§ CONSIGNE:
Poursuivez l'entretien sur les ruptures de médicaments anciens en reprenant après la dernière phrase du bloc de texte.

§ BLOC DE TEXTE:

#####

Le Quotidien du pharmacien.- La crise du coronavirus a-t-elle exacerbé le phénomène de ruptures en médicaments anciens ?
Bruno Bonnemain.- Oui et non. Certains produits anciens sont concernés, mais c’est surtout l’augmentation soudaine de la demande qui a provoqué un problème. Par exemple, la demande en curare a été multipliée par 9 ou 10 en un mois, donc l’industrie n’a pas pu suivre. Heureusement, la cellule de crise du ministère de la Santé a pu trouver des sources ailleurs, en Chine et en Russie.
Aux États-Unis, pays également confronté aux ruptures, des solutions ont été mises en place, avec une certaine efficacité. Pourrait-on s’en inspirer ?

#####

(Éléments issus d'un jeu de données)
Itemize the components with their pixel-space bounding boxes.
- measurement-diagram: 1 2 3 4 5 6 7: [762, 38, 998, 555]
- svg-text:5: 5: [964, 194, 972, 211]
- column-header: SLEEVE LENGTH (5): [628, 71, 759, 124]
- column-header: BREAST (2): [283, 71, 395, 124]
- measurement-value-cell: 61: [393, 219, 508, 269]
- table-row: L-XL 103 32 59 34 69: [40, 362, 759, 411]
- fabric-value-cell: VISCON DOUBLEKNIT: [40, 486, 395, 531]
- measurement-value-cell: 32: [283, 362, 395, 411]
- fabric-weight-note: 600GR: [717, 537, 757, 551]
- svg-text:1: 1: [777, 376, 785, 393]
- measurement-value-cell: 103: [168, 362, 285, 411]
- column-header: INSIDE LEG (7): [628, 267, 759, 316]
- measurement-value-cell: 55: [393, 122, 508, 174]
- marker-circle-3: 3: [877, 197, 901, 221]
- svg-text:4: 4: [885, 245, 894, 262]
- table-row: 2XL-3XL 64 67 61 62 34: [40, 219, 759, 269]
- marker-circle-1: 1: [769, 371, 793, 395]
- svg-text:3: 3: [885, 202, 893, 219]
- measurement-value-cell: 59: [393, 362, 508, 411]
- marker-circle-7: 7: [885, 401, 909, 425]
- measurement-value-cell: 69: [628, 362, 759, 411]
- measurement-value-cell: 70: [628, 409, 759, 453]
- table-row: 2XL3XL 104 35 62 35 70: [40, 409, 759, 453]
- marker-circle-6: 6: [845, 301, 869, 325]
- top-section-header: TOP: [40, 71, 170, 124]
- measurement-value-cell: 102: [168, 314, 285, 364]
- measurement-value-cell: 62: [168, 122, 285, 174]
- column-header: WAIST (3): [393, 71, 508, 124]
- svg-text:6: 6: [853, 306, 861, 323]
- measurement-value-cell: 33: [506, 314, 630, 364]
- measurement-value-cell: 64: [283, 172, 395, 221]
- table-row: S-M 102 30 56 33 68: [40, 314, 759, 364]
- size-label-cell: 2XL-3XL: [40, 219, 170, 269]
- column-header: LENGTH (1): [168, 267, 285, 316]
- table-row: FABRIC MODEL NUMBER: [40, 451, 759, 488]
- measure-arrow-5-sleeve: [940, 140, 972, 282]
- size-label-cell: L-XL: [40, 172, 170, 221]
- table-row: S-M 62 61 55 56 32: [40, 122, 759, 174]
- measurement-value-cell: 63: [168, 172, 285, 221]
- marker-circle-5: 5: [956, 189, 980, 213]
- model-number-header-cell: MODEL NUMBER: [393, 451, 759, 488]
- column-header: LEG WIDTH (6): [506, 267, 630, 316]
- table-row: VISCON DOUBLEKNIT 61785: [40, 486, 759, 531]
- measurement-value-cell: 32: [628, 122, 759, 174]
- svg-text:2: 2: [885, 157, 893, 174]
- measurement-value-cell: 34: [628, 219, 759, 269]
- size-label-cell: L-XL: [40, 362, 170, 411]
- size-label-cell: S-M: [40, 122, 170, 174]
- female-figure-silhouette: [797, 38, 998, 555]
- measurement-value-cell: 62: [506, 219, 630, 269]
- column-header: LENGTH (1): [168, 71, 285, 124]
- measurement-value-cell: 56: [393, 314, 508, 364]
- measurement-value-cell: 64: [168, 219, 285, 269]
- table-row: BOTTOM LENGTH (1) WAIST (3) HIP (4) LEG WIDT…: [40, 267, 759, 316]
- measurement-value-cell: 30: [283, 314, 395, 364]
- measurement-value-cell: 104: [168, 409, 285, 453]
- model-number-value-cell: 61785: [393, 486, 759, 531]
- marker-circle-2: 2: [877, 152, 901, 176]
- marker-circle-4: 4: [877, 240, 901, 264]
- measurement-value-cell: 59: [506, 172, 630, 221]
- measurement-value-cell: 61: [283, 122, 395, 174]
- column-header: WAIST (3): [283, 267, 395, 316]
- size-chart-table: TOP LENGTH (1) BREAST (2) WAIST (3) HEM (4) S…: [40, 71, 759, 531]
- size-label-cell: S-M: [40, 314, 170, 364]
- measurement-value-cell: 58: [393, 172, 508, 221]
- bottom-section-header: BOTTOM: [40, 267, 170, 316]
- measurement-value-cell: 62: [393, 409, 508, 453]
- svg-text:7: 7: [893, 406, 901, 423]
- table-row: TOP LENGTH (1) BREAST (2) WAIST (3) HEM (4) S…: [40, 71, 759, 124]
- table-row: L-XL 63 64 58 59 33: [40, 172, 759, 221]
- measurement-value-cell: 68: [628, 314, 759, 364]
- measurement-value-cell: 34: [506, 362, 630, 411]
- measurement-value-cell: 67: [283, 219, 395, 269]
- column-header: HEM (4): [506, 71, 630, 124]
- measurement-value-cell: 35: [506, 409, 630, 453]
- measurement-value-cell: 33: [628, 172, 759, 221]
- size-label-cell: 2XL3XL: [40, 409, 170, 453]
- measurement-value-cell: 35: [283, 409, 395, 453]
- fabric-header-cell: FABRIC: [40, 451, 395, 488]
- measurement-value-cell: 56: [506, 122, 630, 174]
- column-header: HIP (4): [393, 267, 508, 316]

#####

§ RÉPONSE CORRESPONDANTE:
Bruno Bonnemain.- Les États-Unis ont beaucoup réagi en privilégiant la production nationale. Ainsi, le président Donald Trump a mis en place des mesures pour obliger les industriels à se fournir aux États-Unis. De plus, il y a des échanges fournis entre la FDA et les industriels afin de trouver des solutions. En France, on commence à faire de même, mais on en est aux balbutiements ! Par ailleurs, les États-Unis ont mis en place un système particulier en créant, fin 2018, la société Civica. Il s’agit d’une structure financée par des hôpitaux privés américains et quelques investisseurs, dont le but est de produire des médicaments fréquemment en rupture dans le pays et dont le prix a flambé, puis de les vendre à des prix négociés aux hôpitaux. C’est comme une centrale achat qui fournit sans rupture des médicaments aux hôpitaux en leur vendant à un prix juste. De plus, pour ne pas se retrouver en situation de monopole, Civica se limite à 50 % des achats des hôpitaux. Aujourd’hui, Civica fournit ainsi une vingtaine de médicaments. Mais cette solution n’est pas transposable en France, car les hôpitaux fonctionnent par appels d’offres.